** start **
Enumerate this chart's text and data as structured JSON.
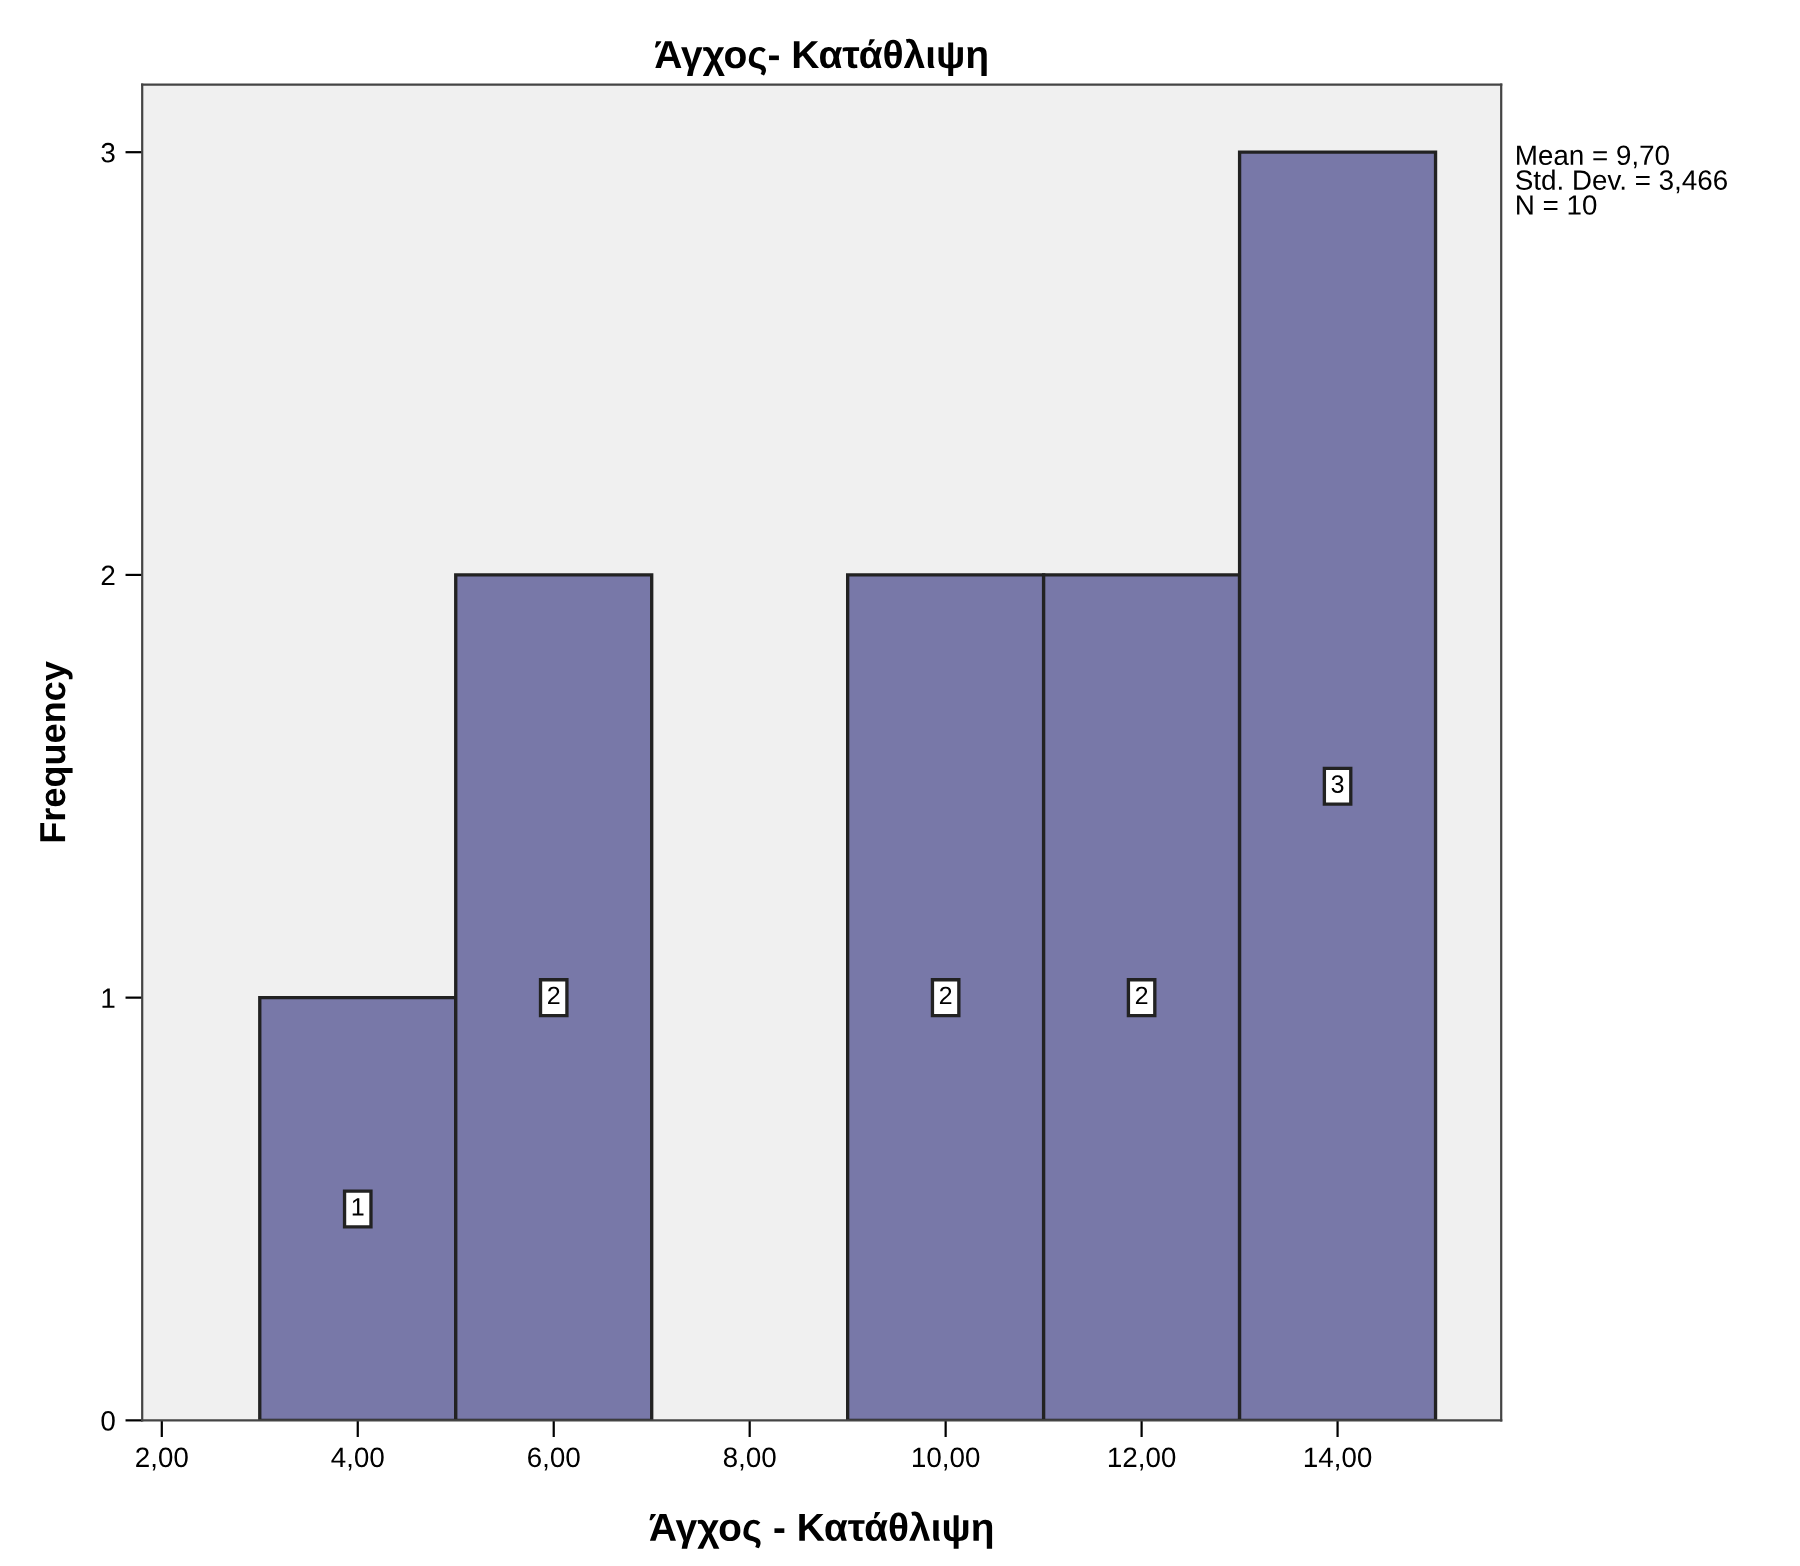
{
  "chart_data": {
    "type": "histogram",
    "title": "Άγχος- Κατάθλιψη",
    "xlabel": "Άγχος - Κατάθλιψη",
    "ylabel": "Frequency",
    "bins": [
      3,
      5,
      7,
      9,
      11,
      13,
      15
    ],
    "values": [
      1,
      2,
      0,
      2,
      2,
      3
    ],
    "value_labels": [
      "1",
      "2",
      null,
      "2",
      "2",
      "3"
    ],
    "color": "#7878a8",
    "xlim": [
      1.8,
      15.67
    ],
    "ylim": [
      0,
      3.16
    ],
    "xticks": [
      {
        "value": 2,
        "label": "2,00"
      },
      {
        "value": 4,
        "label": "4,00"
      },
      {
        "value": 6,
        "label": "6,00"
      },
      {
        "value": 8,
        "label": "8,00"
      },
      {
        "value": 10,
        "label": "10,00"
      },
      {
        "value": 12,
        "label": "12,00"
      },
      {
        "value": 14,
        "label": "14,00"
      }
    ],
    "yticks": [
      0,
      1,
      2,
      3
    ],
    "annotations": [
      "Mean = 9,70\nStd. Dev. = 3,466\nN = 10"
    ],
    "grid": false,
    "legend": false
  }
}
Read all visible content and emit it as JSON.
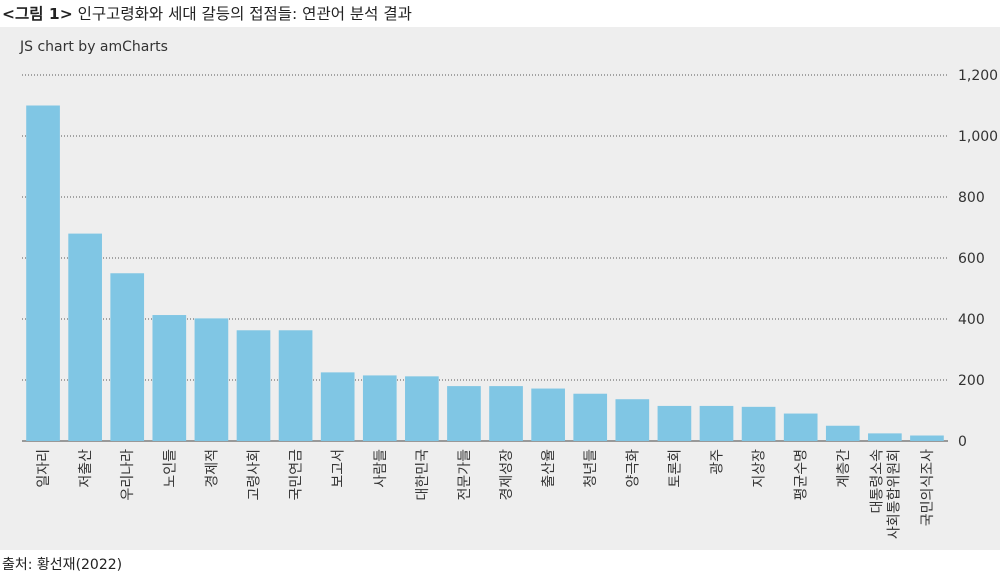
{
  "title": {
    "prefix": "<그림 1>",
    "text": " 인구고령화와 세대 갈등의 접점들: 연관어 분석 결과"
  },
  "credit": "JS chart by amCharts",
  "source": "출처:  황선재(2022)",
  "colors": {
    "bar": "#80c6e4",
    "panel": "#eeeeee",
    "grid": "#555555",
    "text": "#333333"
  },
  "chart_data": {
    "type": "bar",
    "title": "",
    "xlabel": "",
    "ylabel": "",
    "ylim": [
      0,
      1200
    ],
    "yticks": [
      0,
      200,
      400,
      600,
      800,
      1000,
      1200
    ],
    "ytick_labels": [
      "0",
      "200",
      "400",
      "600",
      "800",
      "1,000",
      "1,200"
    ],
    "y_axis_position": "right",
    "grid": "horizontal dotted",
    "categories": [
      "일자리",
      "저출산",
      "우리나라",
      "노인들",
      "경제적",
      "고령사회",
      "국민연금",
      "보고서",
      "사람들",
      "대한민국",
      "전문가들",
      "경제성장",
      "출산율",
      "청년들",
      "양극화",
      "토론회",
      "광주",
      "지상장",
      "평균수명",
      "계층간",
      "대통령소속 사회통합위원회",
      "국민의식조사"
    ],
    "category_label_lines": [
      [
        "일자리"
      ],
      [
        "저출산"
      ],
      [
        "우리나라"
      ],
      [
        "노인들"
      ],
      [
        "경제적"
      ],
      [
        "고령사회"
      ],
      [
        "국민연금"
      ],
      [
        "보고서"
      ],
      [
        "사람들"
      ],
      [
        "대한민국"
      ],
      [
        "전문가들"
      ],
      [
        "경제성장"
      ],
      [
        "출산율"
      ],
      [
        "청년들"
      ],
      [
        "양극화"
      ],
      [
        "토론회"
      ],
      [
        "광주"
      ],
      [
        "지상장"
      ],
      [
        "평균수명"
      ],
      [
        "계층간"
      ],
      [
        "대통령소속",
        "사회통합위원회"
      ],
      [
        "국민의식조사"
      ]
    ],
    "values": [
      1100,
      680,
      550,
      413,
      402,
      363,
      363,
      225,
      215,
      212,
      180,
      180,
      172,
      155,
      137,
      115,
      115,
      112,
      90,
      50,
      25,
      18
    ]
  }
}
** end **
• TASK INSTRUCTIONS:
Extract, from the material above, each line holding the word "grid".

• EXERCISE RESPONSE:
    "grid": false,
    "grid": "#555555",
    "grid": "horizontal dotted",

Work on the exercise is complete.